→ Records supplied

"""

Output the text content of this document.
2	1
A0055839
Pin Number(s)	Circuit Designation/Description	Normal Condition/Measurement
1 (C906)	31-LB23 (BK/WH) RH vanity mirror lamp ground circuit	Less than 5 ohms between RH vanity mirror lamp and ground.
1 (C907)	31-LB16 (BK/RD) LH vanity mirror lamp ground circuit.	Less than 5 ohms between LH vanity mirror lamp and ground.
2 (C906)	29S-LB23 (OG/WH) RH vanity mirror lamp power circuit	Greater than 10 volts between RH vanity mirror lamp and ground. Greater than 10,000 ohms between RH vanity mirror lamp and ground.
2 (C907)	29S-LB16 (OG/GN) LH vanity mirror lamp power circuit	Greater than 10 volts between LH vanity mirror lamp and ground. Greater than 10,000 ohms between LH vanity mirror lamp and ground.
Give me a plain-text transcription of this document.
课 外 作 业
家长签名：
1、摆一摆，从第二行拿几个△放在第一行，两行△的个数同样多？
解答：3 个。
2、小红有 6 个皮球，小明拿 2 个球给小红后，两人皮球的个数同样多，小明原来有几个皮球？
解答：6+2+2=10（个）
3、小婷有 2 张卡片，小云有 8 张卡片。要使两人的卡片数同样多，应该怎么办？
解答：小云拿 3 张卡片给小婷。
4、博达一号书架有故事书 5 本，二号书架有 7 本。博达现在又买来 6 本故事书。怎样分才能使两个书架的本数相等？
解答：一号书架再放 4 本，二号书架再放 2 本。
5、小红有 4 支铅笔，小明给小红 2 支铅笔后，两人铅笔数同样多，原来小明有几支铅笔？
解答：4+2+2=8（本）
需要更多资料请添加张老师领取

"""

→ Task details
Identify the lines above with the word "power". Copy them.

→ Exercise solution
2 (C906)	29S-LB23 (OG/WH) RH vanity mirror lamp power circuit	Greater than 10 volts between RH vanity mirror lamp and ground. Greater than 10,000 ohms between RH vanity mirror lamp and ground.
2 (C907)	29S-LB16 (OG/GN) LH vanity mirror lamp power circuit	Greater than 10 volts between LH vanity mirror lamp and ground. Greater than 10,000 ohms between LH vanity mirror lamp and ground.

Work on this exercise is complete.